Requirement
What follows is a block of records; reproduce all of it verbatim.

<<<<

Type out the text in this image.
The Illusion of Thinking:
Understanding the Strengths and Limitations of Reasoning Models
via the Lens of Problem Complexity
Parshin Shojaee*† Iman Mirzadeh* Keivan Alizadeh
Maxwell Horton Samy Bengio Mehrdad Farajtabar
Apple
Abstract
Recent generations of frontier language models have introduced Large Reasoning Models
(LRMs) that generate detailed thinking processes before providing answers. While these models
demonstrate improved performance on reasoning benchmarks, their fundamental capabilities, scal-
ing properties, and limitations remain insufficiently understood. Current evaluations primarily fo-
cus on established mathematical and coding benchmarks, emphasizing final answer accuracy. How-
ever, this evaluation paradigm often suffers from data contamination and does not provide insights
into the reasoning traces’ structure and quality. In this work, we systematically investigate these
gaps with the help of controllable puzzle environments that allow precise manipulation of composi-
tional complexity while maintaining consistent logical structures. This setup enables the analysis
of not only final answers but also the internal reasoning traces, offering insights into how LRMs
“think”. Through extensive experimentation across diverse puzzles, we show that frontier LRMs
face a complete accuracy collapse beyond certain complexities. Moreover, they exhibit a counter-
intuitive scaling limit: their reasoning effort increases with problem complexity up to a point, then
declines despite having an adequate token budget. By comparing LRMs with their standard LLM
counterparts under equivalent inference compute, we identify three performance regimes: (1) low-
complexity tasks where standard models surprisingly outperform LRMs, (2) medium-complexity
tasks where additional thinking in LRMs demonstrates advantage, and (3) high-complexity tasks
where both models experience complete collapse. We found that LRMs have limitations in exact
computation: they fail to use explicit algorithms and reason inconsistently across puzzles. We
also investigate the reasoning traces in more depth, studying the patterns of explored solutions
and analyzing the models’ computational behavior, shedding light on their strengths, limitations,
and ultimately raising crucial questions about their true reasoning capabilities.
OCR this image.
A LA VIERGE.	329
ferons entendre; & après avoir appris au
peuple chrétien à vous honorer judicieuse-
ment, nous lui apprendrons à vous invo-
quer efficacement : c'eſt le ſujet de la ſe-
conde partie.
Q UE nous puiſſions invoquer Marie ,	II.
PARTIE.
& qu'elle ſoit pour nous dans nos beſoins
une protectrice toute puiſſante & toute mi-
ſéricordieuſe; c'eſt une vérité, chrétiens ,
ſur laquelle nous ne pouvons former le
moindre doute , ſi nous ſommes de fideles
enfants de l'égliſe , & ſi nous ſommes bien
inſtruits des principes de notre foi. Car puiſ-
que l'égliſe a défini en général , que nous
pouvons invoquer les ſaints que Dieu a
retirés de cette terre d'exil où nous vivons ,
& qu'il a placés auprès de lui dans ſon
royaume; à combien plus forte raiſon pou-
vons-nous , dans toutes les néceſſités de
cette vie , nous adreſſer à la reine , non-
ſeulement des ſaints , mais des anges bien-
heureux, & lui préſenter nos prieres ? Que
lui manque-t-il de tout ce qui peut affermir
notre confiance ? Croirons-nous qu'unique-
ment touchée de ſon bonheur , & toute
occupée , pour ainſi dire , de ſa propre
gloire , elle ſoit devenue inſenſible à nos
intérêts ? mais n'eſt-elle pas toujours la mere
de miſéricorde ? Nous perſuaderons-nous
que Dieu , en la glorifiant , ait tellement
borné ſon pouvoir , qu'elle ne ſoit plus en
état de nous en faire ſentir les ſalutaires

>>>>

Finished exercise
Type out the text in this image.
The Illusion of Thinking:
Understanding the Strengths and Limitations of Reasoning Models
via the Lens of Problem Complexity
Parshin Shojaee*† Iman Mirzadeh* Keivan Alizadeh
Maxwell Horton Samy Bengio Mehrdad Farajtabar
Apple
Abstract
Recent generations of frontier language models have introduced Large Reasoning Models
(LRMs) that generate detailed thinking processes before providing answers. While these models
demonstrate improved performance on reasoning benchmarks, their fundamental capabilities, scal-
ing properties, and limitations remain insufficiently understood. Current evaluations primarily fo-
cus on established mathematical and coding benchmarks, emphasizing final answer accuracy. How-
ever, this evaluation paradigm often suffers from data contamination and does not provide insights
into the reasoning traces’ structure and quality. In this work, we systematically investigate these
gaps with the help of controllable puzzle environments that allow precise manipulation of composi-
tional complexity while maintaining consistent logical structures. This setup enables the analysis
of not only final answers but also the internal reasoning traces, offering insights into how LRMs
“think”. Through extensive experimentation across diverse puzzles, we show that frontier LRMs
face a complete accuracy collapse beyond certain complexities. Moreover, they exhibit a counter-
intuitive scaling limit: their reasoning effort increases with problem complexity up to a point, then
declines despite having an adequate token budget. By comparing LRMs with their standard LLM
counterparts under equivalent inference compute, we identify three performance regimes: (1) low-
complexity tasks where standard models surprisingly outperform LRMs, (2) medium-complexity
tasks where additional thinking in LRMs demonstrates advantage, and (3) high-complexity tasks
where both models experience complete collapse. We found that LRMs have limitations in exact
computation: they fail to use explicit algorithms and reason inconsistently across puzzles. We
also investigate the reasoning traces in more depth, studying the patterns of explored solutions
and analyzing the models’ computational behavior, shedding light on their strengths, limitations,
and ultimately raising crucial questions about their true reasoning capabilities.
OCR this image.
A LA VIERGE.	329
ferons entendre; & après avoir appris au
peuple chrétien à vous honorer judicieuse-
ment, nous lui apprendrons à vous invo-
quer efficacement : c'eſt le ſujet de la ſe-
conde partie.
Q UE nous puiſſions invoquer Marie ,	II.
PARTIE.
& qu'elle ſoit pour nous dans nos beſoins
une protectrice toute puiſſante & toute mi-
ſéricordieuſe; c'eſt une vérité, chrétiens ,
ſur laquelle nous ne pouvons former le
moindre doute , ſi nous ſommes de fideles
enfants de l'égliſe , & ſi nous ſommes bien
inſtruits des principes de notre foi. Car puiſ-
que l'égliſe a défini en général , que nous
pouvons invoquer les ſaints que Dieu a
retirés de cette terre d'exil où nous vivons ,
& qu'il a placés auprès de lui dans ſon
royaume; à combien plus forte raiſon pou-
vons-nous , dans toutes les néceſſités de
cette vie , nous adreſſer à la reine , non-
ſeulement des ſaints , mais des anges bien-
heureux, & lui préſenter nos prieres ? Que
lui manque-t-il de tout ce qui peut affermir
notre confiance ? Croirons-nous qu'unique-
ment touchée de ſon bonheur , & toute
occupée , pour ainſi dire , de ſa propre
gloire , elle ſoit devenue inſenſible à nos
intérêts ? mais n'eſt-elle pas toujours la mere
de miſéricorde ? Nous perſuaderons-nous
que Dieu , en la glorifiant , ait tellement
borné ſon pouvoir , qu'elle ne ſoit plus en
état de nous en faire ſentir les ſalutaires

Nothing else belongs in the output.